-- Page --

..............................

You always expect sparks. Code violations? Safin wrote the book. Then he attacked it with his racket until the binding split. By the time he took exception to that innocent ball yesterday, he had risked the umpire's displeasure with three incidents of racket rage, bouncing the head off the court with a violence that recalled the golden age when the Russian was easily the biggest snapper of equipment in the professional game.
Talking after his 3-6, 7-5, 7-6, 6-3 triumph over Feliciano López, of Spain, Safin said: “He's a very uncomfortable player.” The truth is, we're all a bit uncomfortable around Safin, who comes trailing the acrid scent of spent matches. He is the lit firework to which you should never return and in yesterday's early exchanges the back of his neck seemed to be glowing a worrying shade of red.

..............................

-- Element location data --
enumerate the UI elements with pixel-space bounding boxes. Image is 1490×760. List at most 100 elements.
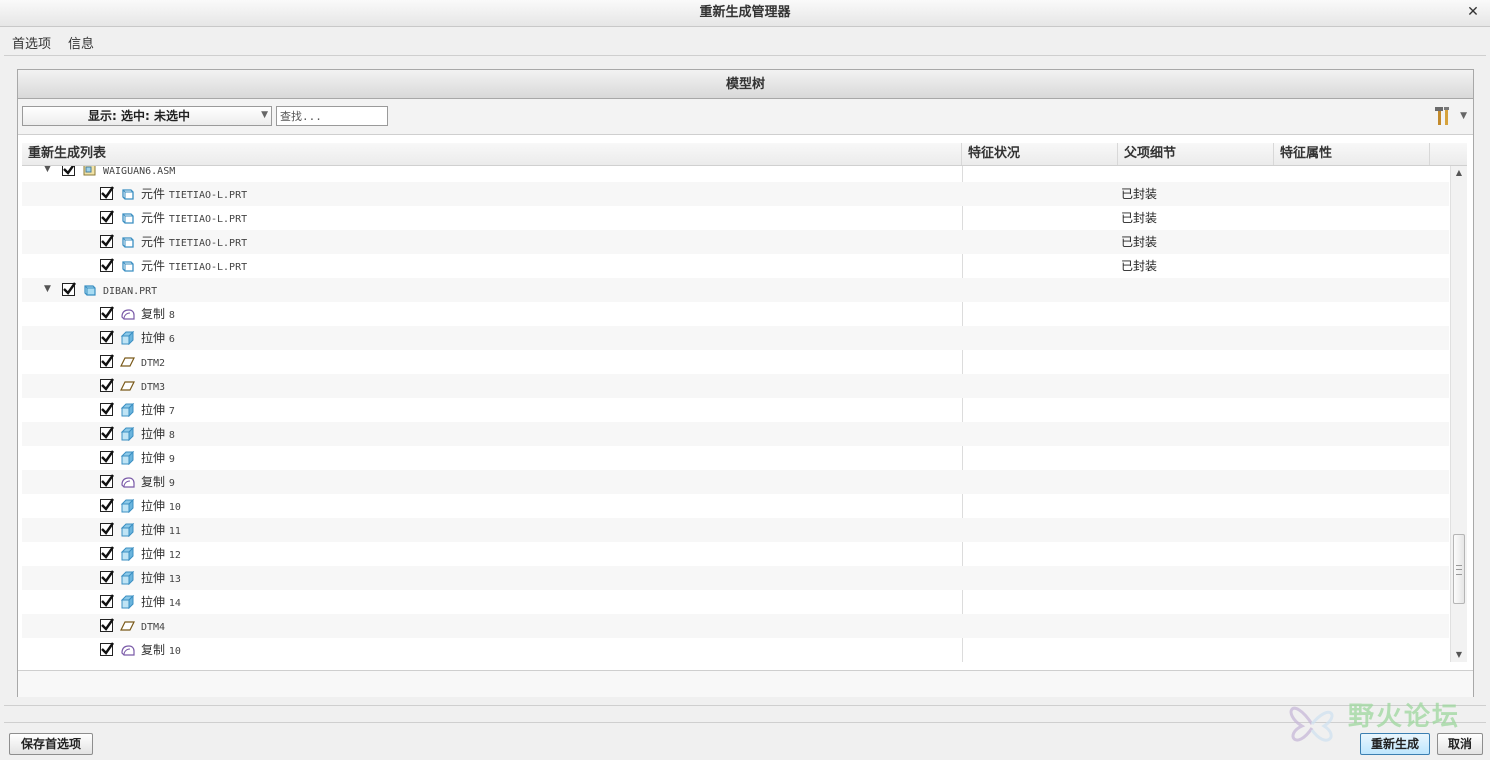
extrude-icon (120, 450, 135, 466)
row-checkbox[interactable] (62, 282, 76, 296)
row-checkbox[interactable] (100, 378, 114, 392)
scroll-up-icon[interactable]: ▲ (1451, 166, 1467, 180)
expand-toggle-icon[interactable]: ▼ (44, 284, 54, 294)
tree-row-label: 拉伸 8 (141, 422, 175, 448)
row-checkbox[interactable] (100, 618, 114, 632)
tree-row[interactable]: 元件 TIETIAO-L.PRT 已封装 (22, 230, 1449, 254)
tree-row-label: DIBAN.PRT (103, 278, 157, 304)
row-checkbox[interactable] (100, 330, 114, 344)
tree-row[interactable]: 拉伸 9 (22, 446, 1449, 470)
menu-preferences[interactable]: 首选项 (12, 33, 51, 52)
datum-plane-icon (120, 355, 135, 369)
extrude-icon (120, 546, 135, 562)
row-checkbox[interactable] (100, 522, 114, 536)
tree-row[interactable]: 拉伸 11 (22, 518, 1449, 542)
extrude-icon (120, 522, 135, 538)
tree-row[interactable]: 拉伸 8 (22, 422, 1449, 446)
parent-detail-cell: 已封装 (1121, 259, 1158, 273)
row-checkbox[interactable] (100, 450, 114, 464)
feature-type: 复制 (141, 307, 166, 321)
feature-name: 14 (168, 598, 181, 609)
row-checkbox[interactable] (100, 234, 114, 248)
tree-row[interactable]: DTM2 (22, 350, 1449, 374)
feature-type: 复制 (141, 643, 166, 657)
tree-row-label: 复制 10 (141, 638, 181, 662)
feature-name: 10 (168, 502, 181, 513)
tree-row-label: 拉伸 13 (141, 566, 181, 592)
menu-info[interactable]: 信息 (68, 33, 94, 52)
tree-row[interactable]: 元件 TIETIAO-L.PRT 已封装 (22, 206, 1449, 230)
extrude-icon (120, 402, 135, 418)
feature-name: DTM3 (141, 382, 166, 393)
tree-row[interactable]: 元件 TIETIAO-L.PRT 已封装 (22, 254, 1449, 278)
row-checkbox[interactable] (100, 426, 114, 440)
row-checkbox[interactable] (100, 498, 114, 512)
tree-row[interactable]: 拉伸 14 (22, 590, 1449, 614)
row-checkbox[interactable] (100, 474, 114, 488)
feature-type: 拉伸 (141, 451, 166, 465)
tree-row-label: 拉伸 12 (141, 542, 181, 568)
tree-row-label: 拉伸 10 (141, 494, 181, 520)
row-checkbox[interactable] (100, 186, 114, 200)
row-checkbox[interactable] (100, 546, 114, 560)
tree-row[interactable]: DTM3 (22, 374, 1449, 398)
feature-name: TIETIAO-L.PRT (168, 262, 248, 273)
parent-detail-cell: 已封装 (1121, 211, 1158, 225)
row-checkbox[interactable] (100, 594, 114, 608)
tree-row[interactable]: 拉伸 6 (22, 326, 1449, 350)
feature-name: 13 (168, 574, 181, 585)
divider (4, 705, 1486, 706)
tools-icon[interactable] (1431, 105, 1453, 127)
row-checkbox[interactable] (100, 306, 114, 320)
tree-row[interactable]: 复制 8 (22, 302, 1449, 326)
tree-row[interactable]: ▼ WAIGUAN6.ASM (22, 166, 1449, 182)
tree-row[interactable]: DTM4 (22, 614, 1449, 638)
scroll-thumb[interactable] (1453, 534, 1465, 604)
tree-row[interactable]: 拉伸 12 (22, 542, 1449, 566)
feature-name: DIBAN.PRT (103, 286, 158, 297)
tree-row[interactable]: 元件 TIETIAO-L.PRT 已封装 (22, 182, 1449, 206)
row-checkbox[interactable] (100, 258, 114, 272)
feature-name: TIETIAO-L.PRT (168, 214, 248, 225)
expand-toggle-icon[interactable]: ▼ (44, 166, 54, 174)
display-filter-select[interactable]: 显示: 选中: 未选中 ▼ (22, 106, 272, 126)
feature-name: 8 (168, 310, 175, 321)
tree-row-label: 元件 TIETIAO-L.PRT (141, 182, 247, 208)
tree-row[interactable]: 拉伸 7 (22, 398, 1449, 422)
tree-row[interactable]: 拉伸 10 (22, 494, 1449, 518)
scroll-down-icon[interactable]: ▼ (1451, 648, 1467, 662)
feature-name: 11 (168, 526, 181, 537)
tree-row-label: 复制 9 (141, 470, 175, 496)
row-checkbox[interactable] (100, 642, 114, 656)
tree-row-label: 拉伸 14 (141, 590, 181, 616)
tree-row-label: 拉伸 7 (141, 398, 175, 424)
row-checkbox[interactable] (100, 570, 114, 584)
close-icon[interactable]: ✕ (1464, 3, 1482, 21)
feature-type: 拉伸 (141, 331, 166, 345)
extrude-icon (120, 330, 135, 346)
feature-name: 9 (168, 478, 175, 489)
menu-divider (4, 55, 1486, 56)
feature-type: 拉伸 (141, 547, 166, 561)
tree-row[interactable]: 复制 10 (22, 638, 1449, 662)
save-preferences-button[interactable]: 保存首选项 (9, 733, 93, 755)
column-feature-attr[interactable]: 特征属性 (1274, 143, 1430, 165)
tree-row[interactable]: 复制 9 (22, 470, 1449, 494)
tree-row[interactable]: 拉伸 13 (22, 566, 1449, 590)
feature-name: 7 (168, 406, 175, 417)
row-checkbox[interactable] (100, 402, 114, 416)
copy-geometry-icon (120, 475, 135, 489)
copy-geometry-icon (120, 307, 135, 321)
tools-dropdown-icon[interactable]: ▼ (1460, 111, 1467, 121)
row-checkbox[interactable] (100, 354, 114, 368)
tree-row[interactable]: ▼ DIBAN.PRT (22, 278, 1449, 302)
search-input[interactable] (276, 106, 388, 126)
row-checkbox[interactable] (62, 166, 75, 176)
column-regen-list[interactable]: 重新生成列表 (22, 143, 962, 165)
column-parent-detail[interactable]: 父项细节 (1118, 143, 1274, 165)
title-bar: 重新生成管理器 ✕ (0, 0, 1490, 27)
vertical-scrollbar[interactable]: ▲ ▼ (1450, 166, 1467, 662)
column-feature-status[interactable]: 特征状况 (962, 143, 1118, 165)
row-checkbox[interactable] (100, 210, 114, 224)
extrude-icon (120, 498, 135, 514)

..............................

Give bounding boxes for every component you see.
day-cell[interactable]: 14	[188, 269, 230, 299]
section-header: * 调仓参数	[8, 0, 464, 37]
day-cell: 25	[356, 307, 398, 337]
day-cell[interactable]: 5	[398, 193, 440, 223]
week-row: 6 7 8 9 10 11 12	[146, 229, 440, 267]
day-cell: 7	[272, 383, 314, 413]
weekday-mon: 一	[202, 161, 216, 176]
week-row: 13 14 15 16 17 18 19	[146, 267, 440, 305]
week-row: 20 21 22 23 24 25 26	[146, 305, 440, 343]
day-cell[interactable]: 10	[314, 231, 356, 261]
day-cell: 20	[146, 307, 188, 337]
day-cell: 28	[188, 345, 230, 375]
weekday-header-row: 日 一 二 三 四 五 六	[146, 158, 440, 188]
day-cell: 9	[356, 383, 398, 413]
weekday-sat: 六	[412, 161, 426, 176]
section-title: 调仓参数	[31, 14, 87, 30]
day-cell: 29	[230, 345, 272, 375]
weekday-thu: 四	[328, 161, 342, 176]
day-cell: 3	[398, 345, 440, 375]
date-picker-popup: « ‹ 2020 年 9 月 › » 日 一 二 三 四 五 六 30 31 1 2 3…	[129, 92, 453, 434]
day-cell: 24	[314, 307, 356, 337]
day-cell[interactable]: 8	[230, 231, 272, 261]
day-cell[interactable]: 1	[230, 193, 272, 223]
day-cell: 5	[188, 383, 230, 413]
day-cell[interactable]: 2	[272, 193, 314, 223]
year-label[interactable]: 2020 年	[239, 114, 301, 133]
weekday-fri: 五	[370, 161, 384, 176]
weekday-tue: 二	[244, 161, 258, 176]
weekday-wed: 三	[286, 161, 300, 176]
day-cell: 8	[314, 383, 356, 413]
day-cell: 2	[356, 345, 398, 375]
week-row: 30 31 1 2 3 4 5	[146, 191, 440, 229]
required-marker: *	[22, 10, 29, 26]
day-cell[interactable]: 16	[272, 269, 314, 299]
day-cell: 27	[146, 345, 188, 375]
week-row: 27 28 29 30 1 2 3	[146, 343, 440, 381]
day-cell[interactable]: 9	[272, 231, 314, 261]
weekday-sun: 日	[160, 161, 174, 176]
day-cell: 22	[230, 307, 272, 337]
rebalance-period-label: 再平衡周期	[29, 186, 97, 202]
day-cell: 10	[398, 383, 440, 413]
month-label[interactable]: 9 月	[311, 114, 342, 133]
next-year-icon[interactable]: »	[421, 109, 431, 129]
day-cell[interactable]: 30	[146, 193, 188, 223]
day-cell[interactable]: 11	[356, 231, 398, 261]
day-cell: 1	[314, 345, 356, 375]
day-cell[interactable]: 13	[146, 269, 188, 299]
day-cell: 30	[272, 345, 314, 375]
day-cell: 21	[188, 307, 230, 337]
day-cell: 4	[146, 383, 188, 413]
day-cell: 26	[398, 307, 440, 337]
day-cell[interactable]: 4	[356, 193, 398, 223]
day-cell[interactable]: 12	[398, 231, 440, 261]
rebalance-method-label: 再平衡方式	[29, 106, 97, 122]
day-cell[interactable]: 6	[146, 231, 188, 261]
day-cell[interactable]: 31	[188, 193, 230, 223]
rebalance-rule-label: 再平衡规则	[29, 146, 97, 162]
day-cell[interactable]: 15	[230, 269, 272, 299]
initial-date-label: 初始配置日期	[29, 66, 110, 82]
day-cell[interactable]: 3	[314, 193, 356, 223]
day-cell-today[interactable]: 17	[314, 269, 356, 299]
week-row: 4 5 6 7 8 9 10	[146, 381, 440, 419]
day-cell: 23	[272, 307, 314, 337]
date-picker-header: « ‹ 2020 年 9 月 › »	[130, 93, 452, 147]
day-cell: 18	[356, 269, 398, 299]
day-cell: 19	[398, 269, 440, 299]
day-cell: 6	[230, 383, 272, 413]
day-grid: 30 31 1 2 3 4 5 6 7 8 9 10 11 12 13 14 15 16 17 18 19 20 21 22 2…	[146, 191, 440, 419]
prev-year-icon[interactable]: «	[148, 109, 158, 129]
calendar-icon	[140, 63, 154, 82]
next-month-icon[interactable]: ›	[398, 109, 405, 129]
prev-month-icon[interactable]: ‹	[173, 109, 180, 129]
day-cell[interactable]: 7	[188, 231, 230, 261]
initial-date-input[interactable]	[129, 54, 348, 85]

..............................

-- Required actions --
A. Answer these questions using the Safin report:
(i) Whom did Safin defeat, and from which country is that player?
(ii) How many incidents of racket rage had Safin committed before he took exception to the ball?
(iii) What did Safin say about his opponent?
B. Reproduce verbatim the part of the Safin report that opens with the words containing "Talking after his" and closes with "shade of red.".

-- The solutions --
A.
(i) Feliciano López, of Spain.
(ii) Three.
(iii) "He's a very uncomfortable player."

B.
Talking after his 3-6, 7-5, 7-6, 6-3 triumph over Feliciano López, of Spain, Safin said: “He's a very uncomfortable player.” The truth is, we're all a bit uncomfortable around Safin, who comes trailing the acrid scent of spent matches. He is the lit firework to which you should never return and in yesterday's early exchanges the back of his neck seemed to be glowing a worrying shade of red.